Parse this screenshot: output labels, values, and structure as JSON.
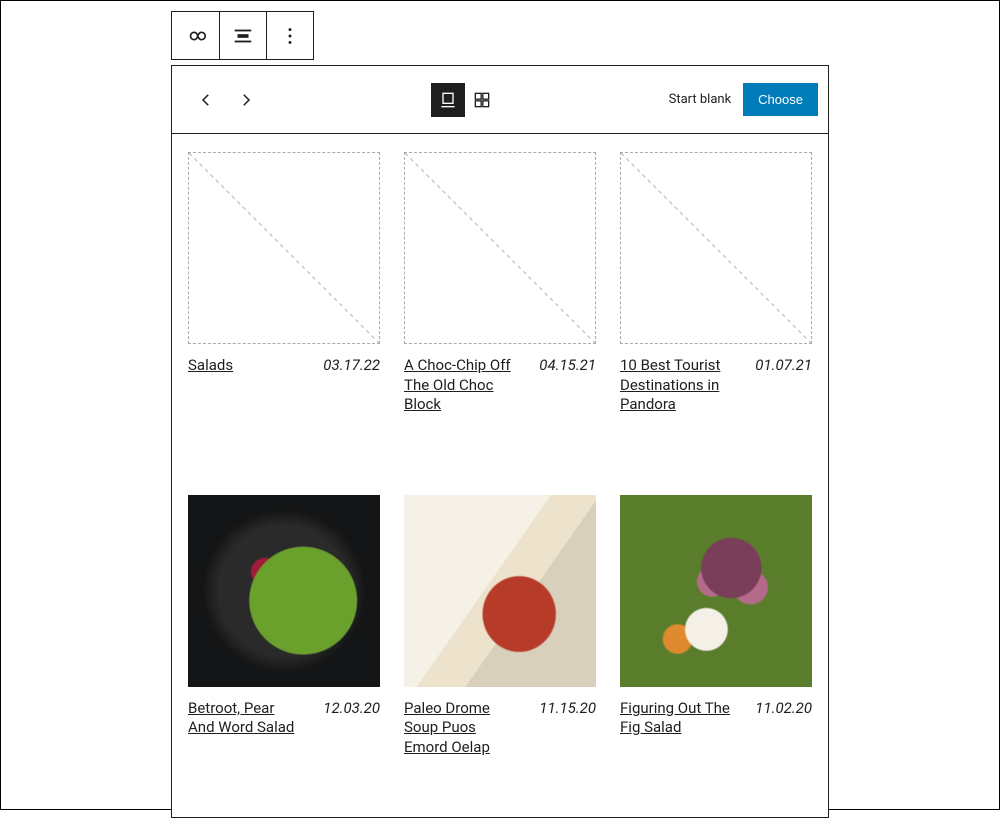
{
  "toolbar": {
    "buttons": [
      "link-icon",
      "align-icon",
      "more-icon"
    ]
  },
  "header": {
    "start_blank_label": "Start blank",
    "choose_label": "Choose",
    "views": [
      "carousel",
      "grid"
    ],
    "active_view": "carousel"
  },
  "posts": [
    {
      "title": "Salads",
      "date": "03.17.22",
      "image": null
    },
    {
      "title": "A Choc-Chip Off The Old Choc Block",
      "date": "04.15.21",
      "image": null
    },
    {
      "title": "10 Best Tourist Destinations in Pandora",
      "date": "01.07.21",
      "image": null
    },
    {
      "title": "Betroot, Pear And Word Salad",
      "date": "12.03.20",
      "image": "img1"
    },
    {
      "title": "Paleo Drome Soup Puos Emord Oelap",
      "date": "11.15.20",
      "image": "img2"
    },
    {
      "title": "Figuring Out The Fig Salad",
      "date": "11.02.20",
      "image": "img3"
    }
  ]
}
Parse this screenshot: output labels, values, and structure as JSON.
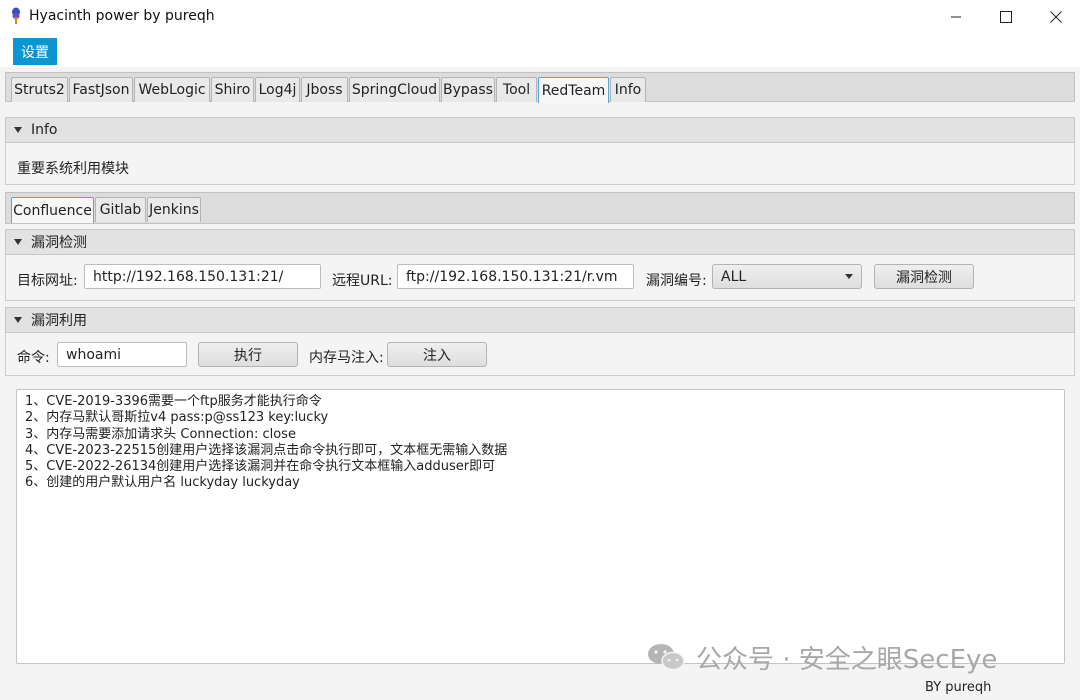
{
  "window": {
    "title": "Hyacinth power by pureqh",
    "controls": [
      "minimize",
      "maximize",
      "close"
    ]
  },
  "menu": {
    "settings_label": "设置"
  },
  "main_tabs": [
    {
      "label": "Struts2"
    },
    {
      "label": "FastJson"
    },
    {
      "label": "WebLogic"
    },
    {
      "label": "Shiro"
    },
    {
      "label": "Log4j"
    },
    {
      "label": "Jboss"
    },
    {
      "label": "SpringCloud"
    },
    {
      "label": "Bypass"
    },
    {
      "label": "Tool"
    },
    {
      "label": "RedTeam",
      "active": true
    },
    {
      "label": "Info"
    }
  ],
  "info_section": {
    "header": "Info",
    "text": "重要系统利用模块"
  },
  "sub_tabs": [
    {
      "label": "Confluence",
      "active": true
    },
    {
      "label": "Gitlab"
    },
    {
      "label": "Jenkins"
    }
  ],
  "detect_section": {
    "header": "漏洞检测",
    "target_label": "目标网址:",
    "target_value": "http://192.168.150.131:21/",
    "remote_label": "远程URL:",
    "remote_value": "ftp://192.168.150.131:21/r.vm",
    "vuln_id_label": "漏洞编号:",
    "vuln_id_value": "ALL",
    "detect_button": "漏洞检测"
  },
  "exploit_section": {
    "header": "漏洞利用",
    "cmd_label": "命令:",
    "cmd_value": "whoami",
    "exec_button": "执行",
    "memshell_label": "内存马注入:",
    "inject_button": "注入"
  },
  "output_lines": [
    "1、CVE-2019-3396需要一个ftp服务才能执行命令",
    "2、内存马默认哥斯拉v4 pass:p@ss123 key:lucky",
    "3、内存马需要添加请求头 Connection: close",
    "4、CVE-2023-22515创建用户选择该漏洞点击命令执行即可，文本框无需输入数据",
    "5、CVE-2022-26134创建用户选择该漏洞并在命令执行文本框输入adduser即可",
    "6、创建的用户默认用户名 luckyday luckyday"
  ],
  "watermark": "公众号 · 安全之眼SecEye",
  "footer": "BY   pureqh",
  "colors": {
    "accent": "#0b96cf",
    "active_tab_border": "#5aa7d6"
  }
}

|---|

▶ _TASK INSTRUCTIONS_:
Pictures stay out; repeat all the rest of the records exactly.

▶ _OUTPUT OF THE EXERCISE_:
Parse this screenshot: output labels, values, and structure as JSON.
{
  "toolbar": {
    "buttons": [
      "link-icon",
      "align-icon",
      "more-icon"
    ]
  },
  "header": {
    "start_blank_label": "Start blank",
    "choose_label": "Choose",
    "views": [
      "carousel",
      "grid"
    ],
    "active_view": "carousel"
  },
  "posts": [
    {
      "title": "Salads",
      "date": "03.17.22",
      "image": null
    },
    {
      "title": "A Choc-Chip Off The Old Choc Block",
      "date": "04.15.21",
      "image": null
    },
    {
      "title": "10 Best Tourist Destinations in Pandora",
      "date": "01.07.21",
      "image": null
    },
    {
      "title": "Betroot, Pear And Word Salad",
      "date": "12.03.20",
      "image": "img1"
    },
    {
      "title": "Paleo Drome Soup Puos Emord Oelap",
      "date": "11.15.20",
      "image": "img2"
    },
    {
      "title": "Figuring Out The Fig Salad",
      "date": "11.02.20",
      "image": "img3"
    }
  ]
}
Parse this screenshot: output labels, values, and structure as JSON.
{
  "window": {
    "title": "Hyacinth power by pureqh",
    "controls": [
      "minimize",
      "maximize",
      "close"
    ]
  },
  "menu": {
    "settings_label": "设置"
  },
  "main_tabs": [
    {
      "label": "Struts2"
    },
    {
      "label": "FastJson"
    },
    {
      "label": "WebLogic"
    },
    {
      "label": "Shiro"
    },
    {
      "label": "Log4j"
    },
    {
      "label": "Jboss"
    },
    {
      "label": "SpringCloud"
    },
    {
      "label": "Bypass"
    },
    {
      "label": "Tool"
    },
    {
      "label": "RedTeam",
      "active": true
    },
    {
      "label": "Info"
    }
  ],
  "info_section": {
    "header": "Info",
    "text": "重要系统利用模块"
  },
  "sub_tabs": [
    {
      "label": "Confluence",
      "active": true
    },
    {
      "label": "Gitlab"
    },
    {
      "label": "Jenkins"
    }
  ],
  "detect_section": {
    "header": "漏洞检测",
    "target_label": "目标网址:",
    "target_value": "http://192.168.150.131:21/",
    "remote_label": "远程URL:",
    "remote_value": "ftp://192.168.150.131:21/r.vm",
    "vuln_id_label": "漏洞编号:",
    "vuln_id_value": "ALL",
    "detect_button": "漏洞检测"
  },
  "exploit_section": {
    "header": "漏洞利用",
    "cmd_label": "命令:",
    "cmd_value": "whoami",
    "exec_button": "执行",
    "memshell_label": "内存马注入:",
    "inject_button": "注入"
  },
  "output_lines": [
    "1、CVE-2019-3396需要一个ftp服务才能执行命令",
    "2、内存马默认哥斯拉v4 pass:p@ss123 key:lucky",
    "3、内存马需要添加请求头 Connection: close",
    "4、CVE-2023-22515创建用户选择该漏洞点击命令执行即可，文本框无需输入数据",
    "5、CVE-2022-26134创建用户选择该漏洞并在命令执行文本框输入adduser即可",
    "6、创建的用户默认用户名 luckyday luckyday"
  ],
  "watermark": "公众号 · 安全之眼SecEye",
  "footer": "BY   pureqh",
  "colors": {
    "accent": "#0b96cf",
    "active_tab_border": "#5aa7d6"
  }
}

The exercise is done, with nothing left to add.